══ The data ══

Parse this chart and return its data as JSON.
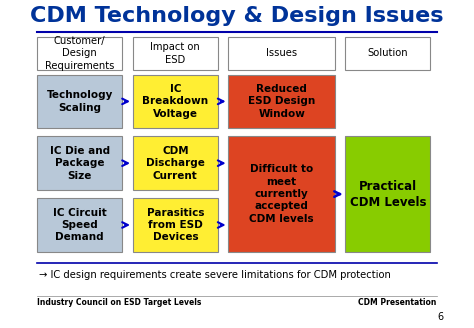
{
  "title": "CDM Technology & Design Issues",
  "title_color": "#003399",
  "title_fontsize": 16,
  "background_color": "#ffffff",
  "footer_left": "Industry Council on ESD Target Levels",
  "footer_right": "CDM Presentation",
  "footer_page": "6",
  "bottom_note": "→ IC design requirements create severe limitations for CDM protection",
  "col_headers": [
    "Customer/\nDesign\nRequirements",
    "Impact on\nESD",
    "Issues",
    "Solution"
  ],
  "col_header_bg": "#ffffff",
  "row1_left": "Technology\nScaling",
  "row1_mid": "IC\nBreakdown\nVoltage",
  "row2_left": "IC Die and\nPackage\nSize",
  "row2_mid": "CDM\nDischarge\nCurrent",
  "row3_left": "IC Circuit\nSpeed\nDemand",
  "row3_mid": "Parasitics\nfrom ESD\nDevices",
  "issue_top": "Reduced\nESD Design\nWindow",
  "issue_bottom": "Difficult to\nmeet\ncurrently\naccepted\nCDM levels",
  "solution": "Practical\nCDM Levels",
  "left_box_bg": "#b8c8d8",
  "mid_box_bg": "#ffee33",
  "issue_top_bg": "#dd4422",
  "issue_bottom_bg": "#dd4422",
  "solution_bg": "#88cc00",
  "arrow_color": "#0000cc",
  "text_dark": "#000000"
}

═══
══ The data ══

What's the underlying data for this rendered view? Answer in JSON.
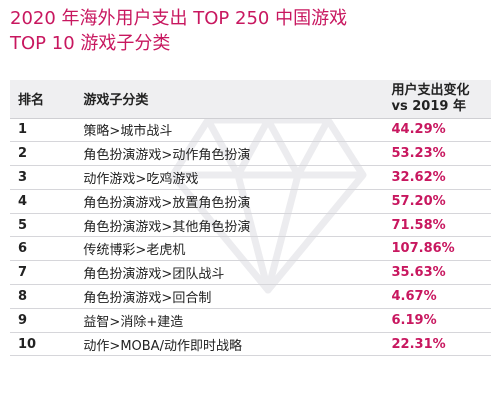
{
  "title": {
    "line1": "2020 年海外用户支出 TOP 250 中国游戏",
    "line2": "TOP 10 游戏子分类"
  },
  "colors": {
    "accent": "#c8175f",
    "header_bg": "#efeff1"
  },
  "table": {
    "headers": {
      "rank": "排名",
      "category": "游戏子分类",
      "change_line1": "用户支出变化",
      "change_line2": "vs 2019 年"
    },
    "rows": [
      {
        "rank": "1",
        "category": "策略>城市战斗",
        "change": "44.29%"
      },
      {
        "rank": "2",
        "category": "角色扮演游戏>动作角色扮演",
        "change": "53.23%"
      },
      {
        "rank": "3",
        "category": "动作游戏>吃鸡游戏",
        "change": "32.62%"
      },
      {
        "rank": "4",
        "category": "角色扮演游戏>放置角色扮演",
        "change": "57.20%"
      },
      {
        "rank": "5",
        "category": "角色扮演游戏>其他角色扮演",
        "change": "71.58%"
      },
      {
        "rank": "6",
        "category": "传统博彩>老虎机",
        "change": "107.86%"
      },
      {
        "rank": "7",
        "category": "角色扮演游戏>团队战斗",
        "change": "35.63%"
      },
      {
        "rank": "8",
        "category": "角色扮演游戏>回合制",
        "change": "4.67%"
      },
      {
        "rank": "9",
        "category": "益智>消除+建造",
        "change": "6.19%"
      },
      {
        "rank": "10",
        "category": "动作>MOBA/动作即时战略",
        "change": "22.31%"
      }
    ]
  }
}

═══

* Requirements:
Find each line holding the string "this" and copy it out.

* Task result:
Parse this chart and return its data as JSON.
What's the underlying data for this rendered view? Answer in JSON.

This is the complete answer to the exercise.